TASK DIRECTIONS: Extract each record and reproduce it exactly.
[start]
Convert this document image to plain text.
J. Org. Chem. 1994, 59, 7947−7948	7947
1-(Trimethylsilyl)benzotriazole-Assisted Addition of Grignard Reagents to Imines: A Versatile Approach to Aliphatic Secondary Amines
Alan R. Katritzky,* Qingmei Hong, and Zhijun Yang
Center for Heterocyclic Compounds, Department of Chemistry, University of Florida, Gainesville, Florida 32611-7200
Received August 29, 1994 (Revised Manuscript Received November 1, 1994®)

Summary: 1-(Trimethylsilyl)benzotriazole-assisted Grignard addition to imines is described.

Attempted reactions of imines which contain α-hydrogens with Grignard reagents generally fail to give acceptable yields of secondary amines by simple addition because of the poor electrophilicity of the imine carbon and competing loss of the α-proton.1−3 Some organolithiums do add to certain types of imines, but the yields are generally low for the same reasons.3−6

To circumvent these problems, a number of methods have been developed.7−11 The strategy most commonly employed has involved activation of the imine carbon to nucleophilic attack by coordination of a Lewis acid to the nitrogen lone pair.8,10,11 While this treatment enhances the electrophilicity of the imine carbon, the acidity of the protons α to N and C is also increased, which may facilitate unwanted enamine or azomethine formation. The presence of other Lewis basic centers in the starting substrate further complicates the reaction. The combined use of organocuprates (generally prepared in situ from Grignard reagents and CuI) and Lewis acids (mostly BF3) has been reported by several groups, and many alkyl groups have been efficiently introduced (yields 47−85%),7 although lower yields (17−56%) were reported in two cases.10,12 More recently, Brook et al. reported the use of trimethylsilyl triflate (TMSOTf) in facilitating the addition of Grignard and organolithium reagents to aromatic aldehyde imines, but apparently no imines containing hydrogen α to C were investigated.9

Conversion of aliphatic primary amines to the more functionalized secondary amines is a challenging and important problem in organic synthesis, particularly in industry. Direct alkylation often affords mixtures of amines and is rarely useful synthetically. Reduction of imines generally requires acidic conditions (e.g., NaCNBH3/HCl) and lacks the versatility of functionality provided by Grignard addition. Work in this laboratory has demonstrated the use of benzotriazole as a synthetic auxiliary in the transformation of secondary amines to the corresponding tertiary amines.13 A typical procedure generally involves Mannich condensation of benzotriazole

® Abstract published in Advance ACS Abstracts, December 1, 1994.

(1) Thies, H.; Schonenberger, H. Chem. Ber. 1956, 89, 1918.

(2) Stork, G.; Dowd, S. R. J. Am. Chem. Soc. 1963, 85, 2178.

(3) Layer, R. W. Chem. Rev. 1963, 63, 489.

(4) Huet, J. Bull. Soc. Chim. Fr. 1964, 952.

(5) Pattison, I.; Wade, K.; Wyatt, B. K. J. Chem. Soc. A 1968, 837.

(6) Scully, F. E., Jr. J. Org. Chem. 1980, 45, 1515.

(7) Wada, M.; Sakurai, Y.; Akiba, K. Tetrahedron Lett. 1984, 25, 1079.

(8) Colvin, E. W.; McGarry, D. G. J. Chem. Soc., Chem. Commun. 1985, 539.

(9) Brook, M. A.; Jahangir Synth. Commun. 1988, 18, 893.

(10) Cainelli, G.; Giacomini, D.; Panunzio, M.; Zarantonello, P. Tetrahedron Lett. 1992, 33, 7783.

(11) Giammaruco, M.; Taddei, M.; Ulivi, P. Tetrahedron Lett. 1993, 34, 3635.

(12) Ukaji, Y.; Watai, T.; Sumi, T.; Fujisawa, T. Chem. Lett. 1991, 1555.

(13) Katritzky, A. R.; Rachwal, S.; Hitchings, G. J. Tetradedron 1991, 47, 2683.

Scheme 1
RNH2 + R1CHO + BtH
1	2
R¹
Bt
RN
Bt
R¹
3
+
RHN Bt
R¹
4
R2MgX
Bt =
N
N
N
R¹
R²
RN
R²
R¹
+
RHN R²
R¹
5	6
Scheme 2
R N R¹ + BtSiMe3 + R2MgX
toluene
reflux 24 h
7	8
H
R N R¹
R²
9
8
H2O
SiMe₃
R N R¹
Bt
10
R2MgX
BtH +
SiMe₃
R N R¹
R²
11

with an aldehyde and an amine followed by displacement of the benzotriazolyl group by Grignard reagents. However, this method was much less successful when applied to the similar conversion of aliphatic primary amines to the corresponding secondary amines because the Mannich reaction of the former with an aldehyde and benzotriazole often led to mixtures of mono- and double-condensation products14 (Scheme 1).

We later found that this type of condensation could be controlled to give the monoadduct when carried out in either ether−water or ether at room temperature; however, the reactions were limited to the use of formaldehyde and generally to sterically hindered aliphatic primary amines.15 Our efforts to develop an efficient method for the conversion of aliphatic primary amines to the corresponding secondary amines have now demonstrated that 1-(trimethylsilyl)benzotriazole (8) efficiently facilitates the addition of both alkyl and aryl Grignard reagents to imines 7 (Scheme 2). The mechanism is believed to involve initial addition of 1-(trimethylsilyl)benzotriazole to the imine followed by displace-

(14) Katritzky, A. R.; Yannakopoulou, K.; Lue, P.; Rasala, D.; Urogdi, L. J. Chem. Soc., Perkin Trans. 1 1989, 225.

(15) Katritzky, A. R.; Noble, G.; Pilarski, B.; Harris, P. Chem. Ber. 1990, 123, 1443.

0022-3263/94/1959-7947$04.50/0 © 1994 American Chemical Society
[end]
OUTPUT FOR THIS TASK:
Convert this document image to plain text.
J. Org. Chem. 1994, 59, 7947−7948	7947
1-(Trimethylsilyl)benzotriazole-Assisted Addition of Grignard Reagents to Imines: A Versatile Approach to Aliphatic Secondary Amines
Alan R. Katritzky,* Qingmei Hong, and Zhijun Yang
Center for Heterocyclic Compounds, Department of Chemistry, University of Florida, Gainesville, Florida 32611-7200
Received August 29, 1994 (Revised Manuscript Received November 1, 1994®)

Summary: 1-(Trimethylsilyl)benzotriazole-assisted Grignard addition to imines is described.

Attempted reactions of imines which contain α-hydrogens with Grignard reagents generally fail to give acceptable yields of secondary amines by simple addition because of the poor electrophilicity of the imine carbon and competing loss of the α-proton.1−3 Some organolithiums do add to certain types of imines, but the yields are generally low for the same reasons.3−6

To circumvent these problems, a number of methods have been developed.7−11 The strategy most commonly employed has involved activation of the imine carbon to nucleophilic attack by coordination of a Lewis acid to the nitrogen lone pair.8,10,11 While this treatment enhances the electrophilicity of the imine carbon, the acidity of the protons α to N and C is also increased, which may facilitate unwanted enamine or azomethine formation. The presence of other Lewis basic centers in the starting substrate further complicates the reaction. The combined use of organocuprates (generally prepared in situ from Grignard reagents and CuI) and Lewis acids (mostly BF3) has been reported by several groups, and many alkyl groups have been efficiently introduced (yields 47−85%),7 although lower yields (17−56%) were reported in two cases.10,12 More recently, Brook et al. reported the use of trimethylsilyl triflate (TMSOTf) in facilitating the addition of Grignard and organolithium reagents to aromatic aldehyde imines, but apparently no imines containing hydrogen α to C were investigated.9

Conversion of aliphatic primary amines to the more functionalized secondary amines is a challenging and important problem in organic synthesis, particularly in industry. Direct alkylation often affords mixtures of amines and is rarely useful synthetically. Reduction of imines generally requires acidic conditions (e.g., NaCNBH3/HCl) and lacks the versatility of functionality provided by Grignard addition. Work in this laboratory has demonstrated the use of benzotriazole as a synthetic auxiliary in the transformation of secondary amines to the corresponding tertiary amines.13 A typical procedure generally involves Mannich condensation of benzotriazole

® Abstract published in Advance ACS Abstracts, December 1, 1994.

(1) Thies, H.; Schonenberger, H. Chem. Ber. 1956, 89, 1918.

(2) Stork, G.; Dowd, S. R. J. Am. Chem. Soc. 1963, 85, 2178.

(3) Layer, R. W. Chem. Rev. 1963, 63, 489.

(4) Huet, J. Bull. Soc. Chim. Fr. 1964, 952.

(5) Pattison, I.; Wade, K.; Wyatt, B. K. J. Chem. Soc. A 1968, 837.

(6) Scully, F. E., Jr. J. Org. Chem. 1980, 45, 1515.

(7) Wada, M.; Sakurai, Y.; Akiba, K. Tetrahedron Lett. 1984, 25, 1079.

(8) Colvin, E. W.; McGarry, D. G. J. Chem. Soc., Chem. Commun. 1985, 539.

(9) Brook, M. A.; Jahangir Synth. Commun. 1988, 18, 893.

(10) Cainelli, G.; Giacomini, D.; Panunzio, M.; Zarantonello, P. Tetrahedron Lett. 1992, 33, 7783.

(11) Giammaruco, M.; Taddei, M.; Ulivi, P. Tetrahedron Lett. 1993, 34, 3635.

(12) Ukaji, Y.; Watai, T.; Sumi, T.; Fujisawa, T. Chem. Lett. 1991, 1555.

(13) Katritzky, A. R.; Rachwal, S.; Hitchings, G. J. Tetradedron 1991, 47, 2683.

Scheme 1
RNH2 + R1CHO + BtH
1	2
R¹
Bt
RN
Bt
R¹
3
+
RHN Bt
R¹
4
R2MgX
Bt =
N
N
N
R¹
R²
RN
R²
R¹
+
RHN R²
R¹
5	6
Scheme 2
R N R¹ + BtSiMe3 + R2MgX
toluene
reflux 24 h
7	8
H
R N R¹
R²
9
8
H2O
SiMe₃
R N R¹
Bt
10
R2MgX
BtH +
SiMe₃
R N R¹
R²
11

with an aldehyde and an amine followed by displacement of the benzotriazolyl group by Grignard reagents. However, this method was much less successful when applied to the similar conversion of aliphatic primary amines to the corresponding secondary amines because the Mannich reaction of the former with an aldehyde and benzotriazole often led to mixtures of mono- and double-condensation products14 (Scheme 1).

We later found that this type of condensation could be controlled to give the monoadduct when carried out in either ether−water or ether at room temperature; however, the reactions were limited to the use of formaldehyde and generally to sterically hindered aliphatic primary amines.15 Our efforts to develop an efficient method for the conversion of aliphatic primary amines to the corresponding secondary amines have now demonstrated that 1-(trimethylsilyl)benzotriazole (8) efficiently facilitates the addition of both alkyl and aryl Grignard reagents to imines 7 (Scheme 2). The mechanism is believed to involve initial addition of 1-(trimethylsilyl)benzotriazole to the imine followed by displace-

(14) Katritzky, A. R.; Yannakopoulou, K.; Lue, P.; Rasala, D.; Urogdi, L. J. Chem. Soc., Perkin Trans. 1 1989, 225.

(15) Katritzky, A. R.; Noble, G.; Pilarski, B.; Harris, P. Chem. Ber. 1990, 123, 1443.

0022-3263/94/1959-7947$04.50/0 © 1994 American Chemical Society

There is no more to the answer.